+++ Material for this exercise

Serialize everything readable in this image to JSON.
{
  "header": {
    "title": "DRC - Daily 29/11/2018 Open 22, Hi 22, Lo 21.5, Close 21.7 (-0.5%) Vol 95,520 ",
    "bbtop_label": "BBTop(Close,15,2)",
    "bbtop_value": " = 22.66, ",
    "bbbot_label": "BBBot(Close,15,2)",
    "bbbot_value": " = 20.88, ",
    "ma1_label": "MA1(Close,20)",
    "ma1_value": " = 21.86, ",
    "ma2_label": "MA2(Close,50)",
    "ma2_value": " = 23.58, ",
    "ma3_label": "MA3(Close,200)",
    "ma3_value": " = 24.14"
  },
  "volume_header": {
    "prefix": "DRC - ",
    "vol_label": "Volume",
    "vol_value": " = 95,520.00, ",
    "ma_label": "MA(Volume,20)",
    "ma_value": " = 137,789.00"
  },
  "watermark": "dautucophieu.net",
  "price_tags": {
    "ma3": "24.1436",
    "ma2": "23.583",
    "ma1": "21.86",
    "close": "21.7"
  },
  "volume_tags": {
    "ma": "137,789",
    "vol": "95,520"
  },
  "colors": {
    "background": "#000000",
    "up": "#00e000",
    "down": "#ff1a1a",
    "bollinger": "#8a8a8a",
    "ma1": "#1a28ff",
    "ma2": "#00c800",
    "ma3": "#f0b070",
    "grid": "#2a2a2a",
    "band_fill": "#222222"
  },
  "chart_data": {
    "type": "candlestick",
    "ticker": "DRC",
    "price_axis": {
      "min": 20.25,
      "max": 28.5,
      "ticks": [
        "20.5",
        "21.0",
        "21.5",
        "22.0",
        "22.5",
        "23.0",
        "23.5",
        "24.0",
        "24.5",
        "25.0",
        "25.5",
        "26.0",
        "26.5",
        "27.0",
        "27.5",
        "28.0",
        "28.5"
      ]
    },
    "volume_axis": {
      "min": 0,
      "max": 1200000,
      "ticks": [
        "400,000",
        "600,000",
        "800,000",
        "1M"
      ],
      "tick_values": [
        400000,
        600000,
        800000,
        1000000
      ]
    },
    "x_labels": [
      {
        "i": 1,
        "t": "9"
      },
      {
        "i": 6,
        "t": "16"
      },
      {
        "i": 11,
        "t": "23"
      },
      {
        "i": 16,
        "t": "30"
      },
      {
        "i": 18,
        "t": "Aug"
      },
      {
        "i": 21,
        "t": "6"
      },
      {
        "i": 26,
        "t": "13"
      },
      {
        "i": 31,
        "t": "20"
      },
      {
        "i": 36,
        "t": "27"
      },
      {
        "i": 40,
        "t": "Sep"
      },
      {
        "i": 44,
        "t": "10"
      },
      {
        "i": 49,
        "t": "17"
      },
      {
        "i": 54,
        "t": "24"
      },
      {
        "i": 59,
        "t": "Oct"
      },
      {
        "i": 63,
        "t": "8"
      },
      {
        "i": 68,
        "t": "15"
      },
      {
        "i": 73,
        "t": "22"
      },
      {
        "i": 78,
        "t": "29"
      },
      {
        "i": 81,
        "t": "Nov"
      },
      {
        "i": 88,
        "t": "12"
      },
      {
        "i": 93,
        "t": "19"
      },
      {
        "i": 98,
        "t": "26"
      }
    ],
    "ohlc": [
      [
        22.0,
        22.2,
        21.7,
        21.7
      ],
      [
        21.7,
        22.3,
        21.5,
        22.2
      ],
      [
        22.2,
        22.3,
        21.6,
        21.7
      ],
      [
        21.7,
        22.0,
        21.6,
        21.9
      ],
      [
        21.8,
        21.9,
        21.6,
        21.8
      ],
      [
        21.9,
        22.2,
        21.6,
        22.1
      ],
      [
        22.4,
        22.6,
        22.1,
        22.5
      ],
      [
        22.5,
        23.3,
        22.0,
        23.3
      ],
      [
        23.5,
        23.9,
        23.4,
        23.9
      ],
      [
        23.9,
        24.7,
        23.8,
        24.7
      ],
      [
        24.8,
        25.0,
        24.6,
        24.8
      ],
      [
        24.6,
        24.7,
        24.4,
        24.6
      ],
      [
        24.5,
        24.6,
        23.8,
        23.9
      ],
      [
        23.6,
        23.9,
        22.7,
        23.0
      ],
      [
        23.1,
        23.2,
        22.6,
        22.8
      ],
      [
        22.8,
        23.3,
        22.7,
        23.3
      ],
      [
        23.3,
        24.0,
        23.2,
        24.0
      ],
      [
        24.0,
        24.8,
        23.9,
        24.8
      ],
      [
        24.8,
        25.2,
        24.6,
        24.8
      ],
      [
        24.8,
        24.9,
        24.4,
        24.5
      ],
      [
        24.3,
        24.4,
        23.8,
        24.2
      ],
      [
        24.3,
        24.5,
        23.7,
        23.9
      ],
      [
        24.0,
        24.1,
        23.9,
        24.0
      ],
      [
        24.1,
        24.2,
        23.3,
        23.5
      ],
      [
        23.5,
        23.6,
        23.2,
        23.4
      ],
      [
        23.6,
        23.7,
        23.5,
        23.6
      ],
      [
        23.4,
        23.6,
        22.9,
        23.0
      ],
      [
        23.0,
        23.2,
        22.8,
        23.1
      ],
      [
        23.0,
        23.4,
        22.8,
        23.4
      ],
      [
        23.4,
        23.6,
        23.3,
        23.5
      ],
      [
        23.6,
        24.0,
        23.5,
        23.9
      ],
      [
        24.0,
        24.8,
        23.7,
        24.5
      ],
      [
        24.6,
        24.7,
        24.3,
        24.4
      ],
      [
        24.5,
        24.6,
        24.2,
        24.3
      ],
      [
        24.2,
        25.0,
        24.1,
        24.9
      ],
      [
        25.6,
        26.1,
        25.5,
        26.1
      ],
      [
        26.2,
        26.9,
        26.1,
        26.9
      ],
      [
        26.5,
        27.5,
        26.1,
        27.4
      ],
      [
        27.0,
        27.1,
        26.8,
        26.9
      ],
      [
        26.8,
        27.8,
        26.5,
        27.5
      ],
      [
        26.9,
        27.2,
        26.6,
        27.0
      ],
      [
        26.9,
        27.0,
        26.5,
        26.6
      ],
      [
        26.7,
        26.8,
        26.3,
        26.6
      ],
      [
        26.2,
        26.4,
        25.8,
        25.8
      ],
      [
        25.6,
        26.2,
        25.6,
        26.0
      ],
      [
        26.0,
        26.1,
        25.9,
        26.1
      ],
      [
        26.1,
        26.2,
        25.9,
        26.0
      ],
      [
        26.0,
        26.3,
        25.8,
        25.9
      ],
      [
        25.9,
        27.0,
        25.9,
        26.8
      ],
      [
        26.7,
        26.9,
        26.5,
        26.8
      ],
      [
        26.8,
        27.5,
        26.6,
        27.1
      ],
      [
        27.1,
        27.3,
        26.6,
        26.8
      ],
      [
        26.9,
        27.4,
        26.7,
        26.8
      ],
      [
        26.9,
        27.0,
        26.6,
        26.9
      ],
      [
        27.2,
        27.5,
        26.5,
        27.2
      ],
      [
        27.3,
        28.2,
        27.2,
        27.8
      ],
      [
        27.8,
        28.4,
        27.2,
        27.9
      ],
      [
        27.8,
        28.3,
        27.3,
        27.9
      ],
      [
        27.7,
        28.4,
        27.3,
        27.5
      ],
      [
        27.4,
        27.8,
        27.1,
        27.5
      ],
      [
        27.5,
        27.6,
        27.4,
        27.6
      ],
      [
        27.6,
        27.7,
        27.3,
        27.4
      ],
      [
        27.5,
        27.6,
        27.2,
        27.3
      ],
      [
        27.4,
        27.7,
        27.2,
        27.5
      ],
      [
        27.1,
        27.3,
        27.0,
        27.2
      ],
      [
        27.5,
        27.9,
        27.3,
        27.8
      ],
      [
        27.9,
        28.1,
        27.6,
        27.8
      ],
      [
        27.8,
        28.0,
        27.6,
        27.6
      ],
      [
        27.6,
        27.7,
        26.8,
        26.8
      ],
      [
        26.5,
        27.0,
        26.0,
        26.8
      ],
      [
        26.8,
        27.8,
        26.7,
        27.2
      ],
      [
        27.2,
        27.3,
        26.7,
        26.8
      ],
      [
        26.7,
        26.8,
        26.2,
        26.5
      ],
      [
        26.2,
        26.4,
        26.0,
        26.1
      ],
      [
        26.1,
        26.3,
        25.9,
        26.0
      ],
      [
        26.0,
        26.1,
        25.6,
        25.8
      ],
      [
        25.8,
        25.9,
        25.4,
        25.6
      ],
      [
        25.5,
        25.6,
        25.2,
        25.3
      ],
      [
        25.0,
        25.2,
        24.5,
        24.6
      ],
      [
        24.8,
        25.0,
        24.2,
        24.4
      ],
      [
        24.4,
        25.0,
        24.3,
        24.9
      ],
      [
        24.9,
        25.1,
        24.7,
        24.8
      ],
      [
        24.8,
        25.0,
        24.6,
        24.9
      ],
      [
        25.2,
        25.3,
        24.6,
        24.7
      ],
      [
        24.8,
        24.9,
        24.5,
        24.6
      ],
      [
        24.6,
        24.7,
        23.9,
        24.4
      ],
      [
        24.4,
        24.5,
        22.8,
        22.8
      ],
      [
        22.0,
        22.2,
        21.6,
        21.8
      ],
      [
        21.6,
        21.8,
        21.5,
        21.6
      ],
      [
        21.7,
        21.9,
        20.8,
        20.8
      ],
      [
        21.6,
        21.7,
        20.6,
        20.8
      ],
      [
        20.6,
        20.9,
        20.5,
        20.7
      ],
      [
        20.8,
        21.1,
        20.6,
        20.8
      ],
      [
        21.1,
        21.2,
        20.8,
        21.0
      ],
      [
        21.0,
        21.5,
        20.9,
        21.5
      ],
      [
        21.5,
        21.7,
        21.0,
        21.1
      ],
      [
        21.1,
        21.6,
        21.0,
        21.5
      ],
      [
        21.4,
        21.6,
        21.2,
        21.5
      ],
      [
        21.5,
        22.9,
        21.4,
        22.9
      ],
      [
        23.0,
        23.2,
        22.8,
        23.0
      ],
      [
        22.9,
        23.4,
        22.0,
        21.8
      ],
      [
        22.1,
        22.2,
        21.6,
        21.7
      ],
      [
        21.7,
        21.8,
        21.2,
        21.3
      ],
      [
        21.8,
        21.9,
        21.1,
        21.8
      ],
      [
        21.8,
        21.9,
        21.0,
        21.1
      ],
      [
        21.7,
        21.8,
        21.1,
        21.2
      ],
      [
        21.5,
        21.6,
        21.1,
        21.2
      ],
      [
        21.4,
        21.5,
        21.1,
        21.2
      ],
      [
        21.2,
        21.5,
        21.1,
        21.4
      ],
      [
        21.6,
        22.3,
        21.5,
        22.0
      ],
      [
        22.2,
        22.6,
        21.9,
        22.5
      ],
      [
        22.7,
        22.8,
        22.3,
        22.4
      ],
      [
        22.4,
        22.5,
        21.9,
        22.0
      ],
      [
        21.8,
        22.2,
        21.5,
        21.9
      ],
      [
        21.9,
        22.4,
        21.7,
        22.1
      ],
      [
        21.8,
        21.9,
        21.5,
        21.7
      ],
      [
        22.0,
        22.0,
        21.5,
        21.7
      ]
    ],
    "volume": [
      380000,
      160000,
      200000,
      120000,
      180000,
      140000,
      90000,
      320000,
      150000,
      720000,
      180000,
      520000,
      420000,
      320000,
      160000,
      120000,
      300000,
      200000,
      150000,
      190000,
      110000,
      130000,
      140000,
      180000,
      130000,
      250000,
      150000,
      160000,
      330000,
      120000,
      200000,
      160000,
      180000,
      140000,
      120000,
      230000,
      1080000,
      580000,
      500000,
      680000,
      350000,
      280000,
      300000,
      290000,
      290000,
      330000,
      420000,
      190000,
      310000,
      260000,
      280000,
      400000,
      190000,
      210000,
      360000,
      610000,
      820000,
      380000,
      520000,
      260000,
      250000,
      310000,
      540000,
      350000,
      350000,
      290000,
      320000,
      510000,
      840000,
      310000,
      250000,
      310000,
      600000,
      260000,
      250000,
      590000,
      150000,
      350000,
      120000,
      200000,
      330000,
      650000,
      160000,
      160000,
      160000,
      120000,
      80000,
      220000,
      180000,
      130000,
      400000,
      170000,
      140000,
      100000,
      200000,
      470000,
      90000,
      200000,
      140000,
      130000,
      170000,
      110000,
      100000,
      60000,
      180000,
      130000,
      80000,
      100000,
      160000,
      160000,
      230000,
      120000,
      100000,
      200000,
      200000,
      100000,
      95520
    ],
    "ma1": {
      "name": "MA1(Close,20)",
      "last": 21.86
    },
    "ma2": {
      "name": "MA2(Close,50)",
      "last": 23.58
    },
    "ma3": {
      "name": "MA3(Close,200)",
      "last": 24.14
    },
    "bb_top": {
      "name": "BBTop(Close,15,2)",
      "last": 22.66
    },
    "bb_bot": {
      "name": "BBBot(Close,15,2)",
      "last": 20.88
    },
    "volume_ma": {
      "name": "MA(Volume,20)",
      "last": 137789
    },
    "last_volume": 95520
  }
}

++++++

Your objective.
Every line holding "name" should be copied out.

Right answer.
      "name": "MA1(Close,20)",
      "name": "MA2(Close,50)",
      "name": "MA3(Close,200)",
      "name": "BBTop(Close,15,2)",
      "name": "BBBot(Close,15,2)",
      "name": "MA(Volume,20)",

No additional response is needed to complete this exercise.